GIVEN PROBLEM » Transcribe each line of the material as it is, and drop any picture.

[Collected data entries]
.....

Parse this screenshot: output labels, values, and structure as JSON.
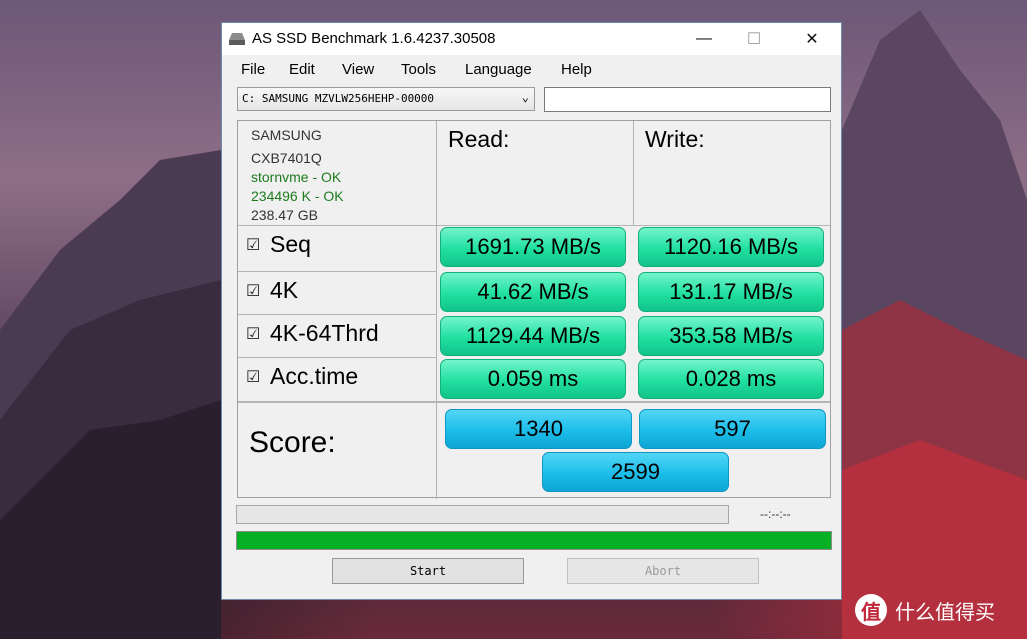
{
  "window": {
    "title": "AS SSD Benchmark 1.6.4237.30508",
    "minimize": "—",
    "maximize": "☐",
    "close": "✕"
  },
  "menu": {
    "items": [
      "File",
      "Edit",
      "View",
      "Tools",
      "Language",
      "Help"
    ]
  },
  "drive": {
    "selected": "C: SAMSUNG MZVLW256HEHP-00000",
    "arrow": "⌄"
  },
  "info": {
    "vendor": "SAMSUNG",
    "firmware": "CXB7401Q",
    "driver": "stornvme - OK",
    "alignment": "234496 K - OK",
    "size": "238.47 GB"
  },
  "columns": {
    "read": "Read:",
    "write": "Write:"
  },
  "rows": [
    {
      "label": "Seq",
      "checked": true,
      "read": "1691.73 MB/s",
      "write": "1120.16 MB/s"
    },
    {
      "label": "4K",
      "checked": true,
      "read": "41.62 MB/s",
      "write": "131.17 MB/s"
    },
    {
      "label": "4K-64Thrd",
      "checked": true,
      "read": "1129.44 MB/s",
      "write": "353.58 MB/s"
    },
    {
      "label": "Acc.time",
      "checked": true,
      "read": "0.059 ms",
      "write": "0.028 ms"
    }
  ],
  "checkbox_glyph": "☑",
  "score": {
    "label": "Score:",
    "read": "1340",
    "write": "597",
    "total": "2599"
  },
  "progress": {
    "elapsed": "--:--:--",
    "top_fraction": 0.0,
    "bottom_fraction": 1.0
  },
  "buttons": {
    "start": "Start",
    "abort": "Abort"
  },
  "watermark": {
    "logo": "值",
    "text": "什么值得买"
  },
  "colors": {
    "result_green": "#20e0a0",
    "score_blue": "#1cbde8",
    "progress_green": "#06b025",
    "ok_text": "#1e7b1e"
  }
}
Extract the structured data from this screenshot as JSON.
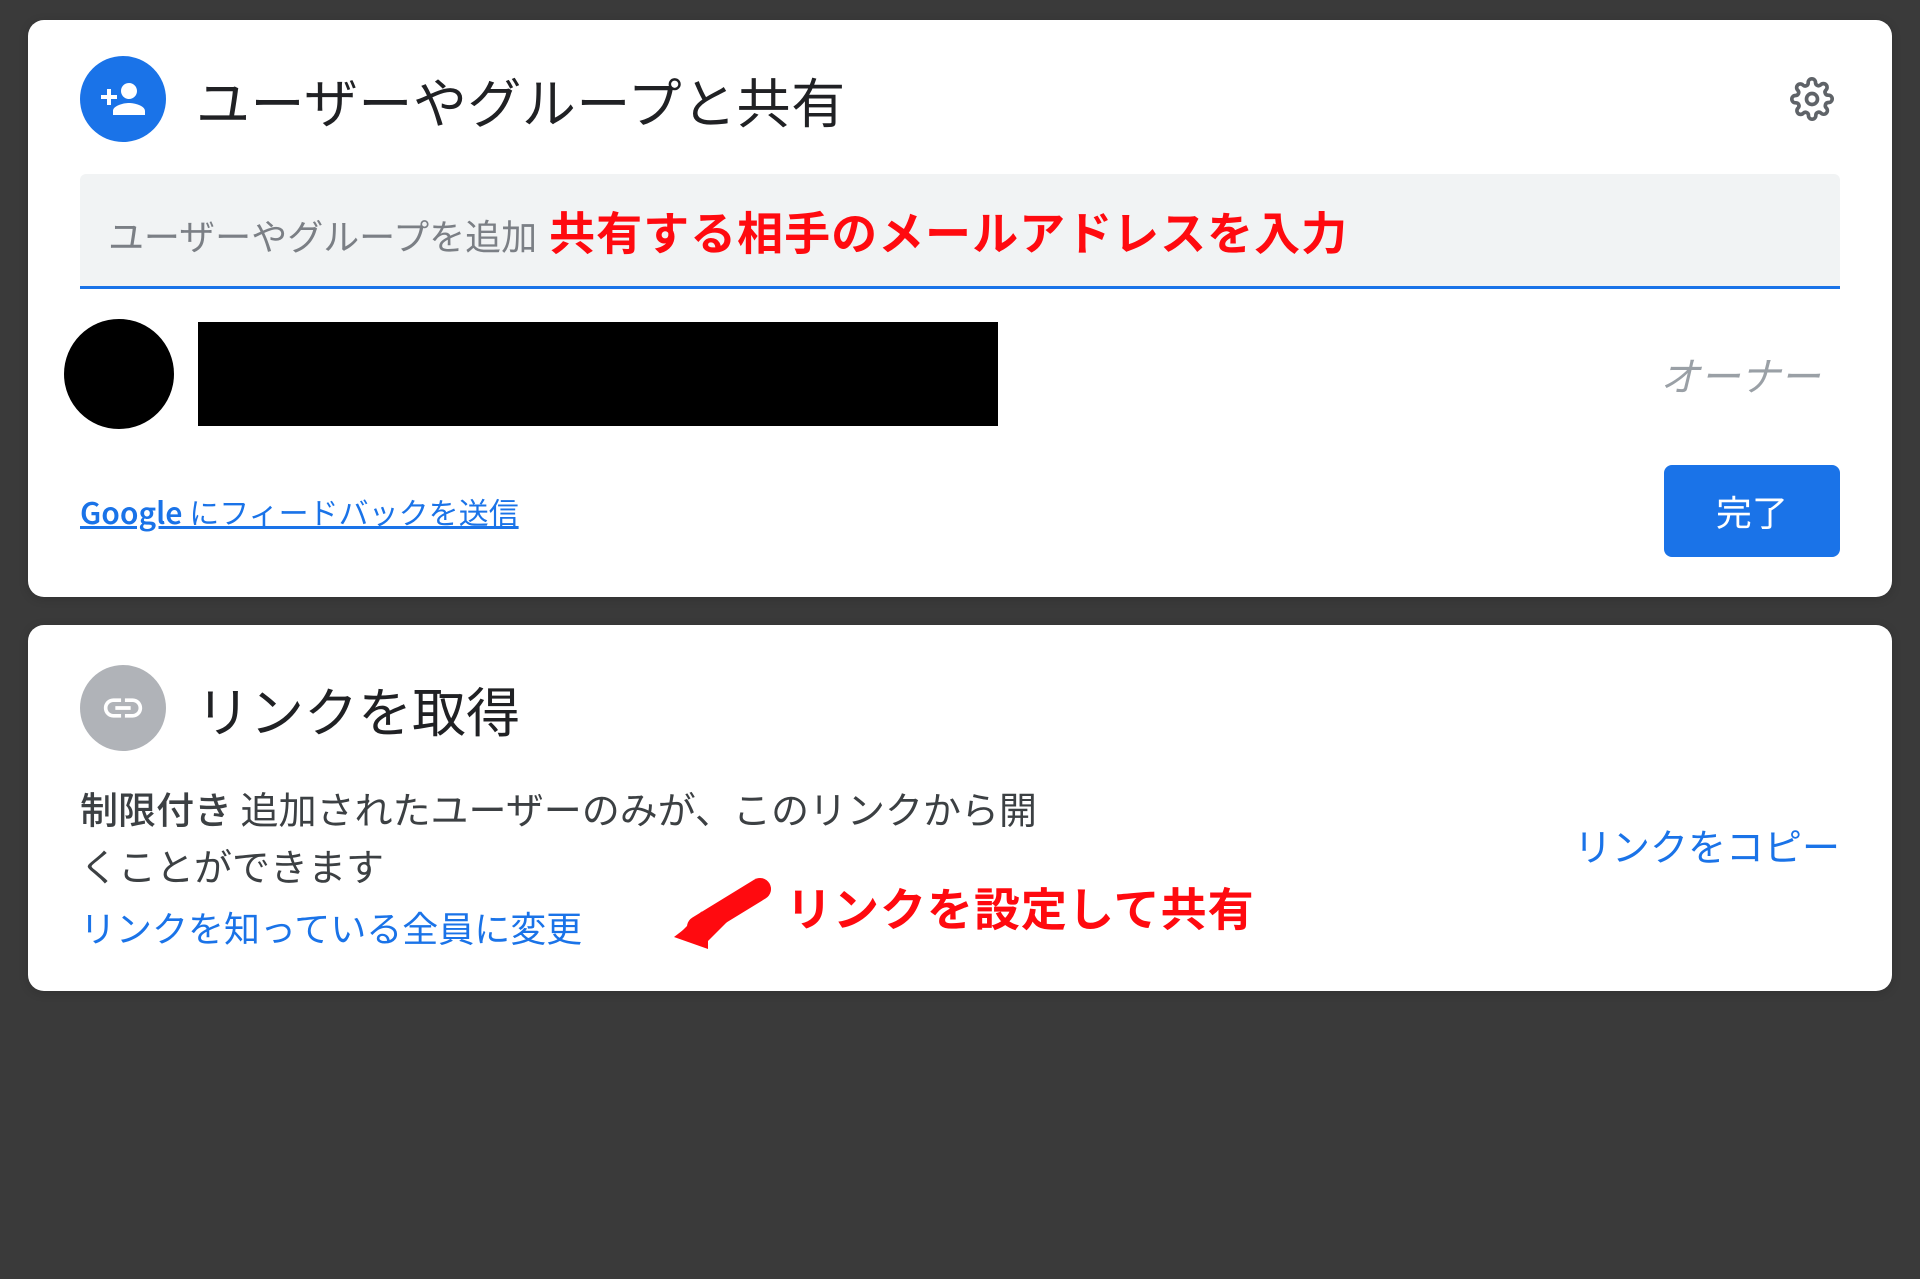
{
  "share": {
    "title": "ユーザーやグループと共有",
    "input_placeholder": "ユーザーやグループを追加",
    "annotation_input": "共有する相手のメールアドレスを入力",
    "owner_role": "オーナー",
    "feedback_brand": "Google",
    "feedback_rest": " にフィードバックを送信",
    "done_button": "完了"
  },
  "link": {
    "title": "リンクを取得",
    "restricted_label": "制限付き",
    "restricted_desc": " 追加されたユーザーのみが、このリンクから開くことができます",
    "change_link": "リンクを知っている全員に変更",
    "annotation_link": "リンクを設定して共有",
    "copy_link": "リンクをコピー"
  },
  "icons": {
    "person_add": "person-add-icon",
    "gear": "gear-icon",
    "link": "link-icon",
    "arrow": "arrow-icon"
  }
}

.....

THE OUTPUT »
Parse this screenshot: output labels, values, and structure as JSON.
{
  "window": {
    "title": "AS SSD Benchmark 1.6.4237.30508",
    "minimize": "—",
    "maximize": "☐",
    "close": "✕"
  },
  "menu": {
    "items": [
      "File",
      "Edit",
      "View",
      "Tools",
      "Language",
      "Help"
    ]
  },
  "drive": {
    "selected": "C: SAMSUNG MZVLW256HEHP-00000",
    "arrow": "⌄"
  },
  "info": {
    "vendor": "SAMSUNG",
    "firmware": "CXB7401Q",
    "driver": "stornvme - OK",
    "alignment": "234496 K - OK",
    "size": "238.47 GB"
  },
  "columns": {
    "read": "Read:",
    "write": "Write:"
  },
  "rows": [
    {
      "label": "Seq",
      "checked": true,
      "read": "1691.73 MB/s",
      "write": "1120.16 MB/s"
    },
    {
      "label": "4K",
      "checked": true,
      "read": "41.62 MB/s",
      "write": "131.17 MB/s"
    },
    {
      "label": "4K-64Thrd",
      "checked": true,
      "read": "1129.44 MB/s",
      "write": "353.58 MB/s"
    },
    {
      "label": "Acc.time",
      "checked": true,
      "read": "0.059 ms",
      "write": "0.028 ms"
    }
  ],
  "checkbox_glyph": "☑",
  "score": {
    "label": "Score:",
    "read": "1340",
    "write": "597",
    "total": "2599"
  },
  "progress": {
    "elapsed": "--:--:--",
    "top_fraction": 0.0,
    "bottom_fraction": 1.0
  },
  "buttons": {
    "start": "Start",
    "abort": "Abort"
  },
  "watermark": {
    "logo": "值",
    "text": "什么值得买"
  },
  "colors": {
    "result_green": "#20e0a0",
    "score_blue": "#1cbde8",
    "progress_green": "#06b025",
    "ok_text": "#1e7b1e"
  }
}
Extract the structured data from this screenshot as JSON.
{
  "share": {
    "title": "ユーザーやグループと共有",
    "input_placeholder": "ユーザーやグループを追加",
    "annotation_input": "共有する相手のメールアドレスを入力",
    "owner_role": "オーナー",
    "feedback_brand": "Google",
    "feedback_rest": " にフィードバックを送信",
    "done_button": "完了"
  },
  "link": {
    "title": "リンクを取得",
    "restricted_label": "制限付き",
    "restricted_desc": " 追加されたユーザーのみが、このリンクから開くことができます",
    "change_link": "リンクを知っている全員に変更",
    "annotation_link": "リンクを設定して共有",
    "copy_link": "リンクをコピー"
  },
  "icons": {
    "person_add": "person-add-icon",
    "gear": "gear-icon",
    "link": "link-icon",
    "arrow": "arrow-icon"
  }
}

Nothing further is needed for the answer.